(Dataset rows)

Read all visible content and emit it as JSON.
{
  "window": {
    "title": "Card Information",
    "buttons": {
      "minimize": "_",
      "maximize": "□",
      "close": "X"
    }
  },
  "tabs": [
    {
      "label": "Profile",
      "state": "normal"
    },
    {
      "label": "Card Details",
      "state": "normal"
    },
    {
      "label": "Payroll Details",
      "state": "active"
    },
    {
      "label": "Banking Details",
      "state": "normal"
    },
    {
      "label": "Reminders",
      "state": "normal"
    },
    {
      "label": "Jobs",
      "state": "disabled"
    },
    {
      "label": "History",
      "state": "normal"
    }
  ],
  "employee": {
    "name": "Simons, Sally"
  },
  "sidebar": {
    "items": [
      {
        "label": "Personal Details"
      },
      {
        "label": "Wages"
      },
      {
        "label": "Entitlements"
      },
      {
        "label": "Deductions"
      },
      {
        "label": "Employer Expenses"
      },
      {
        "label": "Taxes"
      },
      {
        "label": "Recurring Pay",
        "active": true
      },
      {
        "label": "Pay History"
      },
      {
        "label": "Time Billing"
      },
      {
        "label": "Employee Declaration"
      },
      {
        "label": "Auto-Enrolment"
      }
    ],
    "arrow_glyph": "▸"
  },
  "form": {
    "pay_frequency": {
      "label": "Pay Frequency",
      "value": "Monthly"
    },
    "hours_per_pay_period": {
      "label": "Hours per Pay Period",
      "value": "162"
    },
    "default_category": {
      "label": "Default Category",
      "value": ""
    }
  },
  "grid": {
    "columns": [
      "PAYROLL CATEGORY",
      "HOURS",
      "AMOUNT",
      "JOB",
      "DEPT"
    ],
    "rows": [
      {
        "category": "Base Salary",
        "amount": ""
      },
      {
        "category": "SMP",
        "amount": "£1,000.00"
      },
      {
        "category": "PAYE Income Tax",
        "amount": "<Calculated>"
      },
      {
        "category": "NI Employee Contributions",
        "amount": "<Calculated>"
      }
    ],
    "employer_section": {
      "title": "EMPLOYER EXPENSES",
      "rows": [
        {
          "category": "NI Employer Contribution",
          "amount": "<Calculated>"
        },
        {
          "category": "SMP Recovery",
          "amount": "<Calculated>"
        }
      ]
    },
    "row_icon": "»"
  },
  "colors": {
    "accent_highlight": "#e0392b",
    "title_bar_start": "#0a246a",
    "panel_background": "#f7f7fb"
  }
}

** CHALLENGE **
Filter out every line that lacks the word "Card", and copy the rest.

** SOLVED PROBLEM **
    "title": "Card Information",
      "label": "Card Details",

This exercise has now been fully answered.